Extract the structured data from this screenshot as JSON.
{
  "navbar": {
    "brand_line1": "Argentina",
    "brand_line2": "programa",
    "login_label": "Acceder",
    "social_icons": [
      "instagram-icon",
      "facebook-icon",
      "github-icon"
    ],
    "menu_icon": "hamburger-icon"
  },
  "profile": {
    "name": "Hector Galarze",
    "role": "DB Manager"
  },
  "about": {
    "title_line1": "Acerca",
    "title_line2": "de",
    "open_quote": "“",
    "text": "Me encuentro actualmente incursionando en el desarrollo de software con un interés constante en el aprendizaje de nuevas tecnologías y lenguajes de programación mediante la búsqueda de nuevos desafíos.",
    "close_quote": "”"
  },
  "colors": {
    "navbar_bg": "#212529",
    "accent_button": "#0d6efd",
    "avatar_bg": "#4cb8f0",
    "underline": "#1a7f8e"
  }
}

------------------------------------------------

# What you need to do
Repeat all the entries word for word.

# Worked solution
Extract the structured data from this screenshot as JSON.
{
  "navbar": {
    "brand_line1": "Argentina",
    "brand_line2": "programa",
    "login_label": "Acceder",
    "social_icons": [
      "instagram-icon",
      "facebook-icon",
      "github-icon"
    ],
    "menu_icon": "hamburger-icon"
  },
  "profile": {
    "name": "Hector Galarze",
    "role": "DB Manager"
  },
  "about": {
    "title_line1": "Acerca",
    "title_line2": "de",
    "open_quote": "“",
    "text": "Me encuentro actualmente incursionando en el desarrollo de software con un interés constante en el aprendizaje de nuevas tecnologías y lenguajes de programación mediante la búsqueda de nuevos desafíos.",
    "close_quote": "”"
  },
  "colors": {
    "navbar_bg": "#212529",
    "accent_button": "#0d6efd",
    "avatar_bg": "#4cb8f0",
    "underline": "#1a7f8e"
  }
}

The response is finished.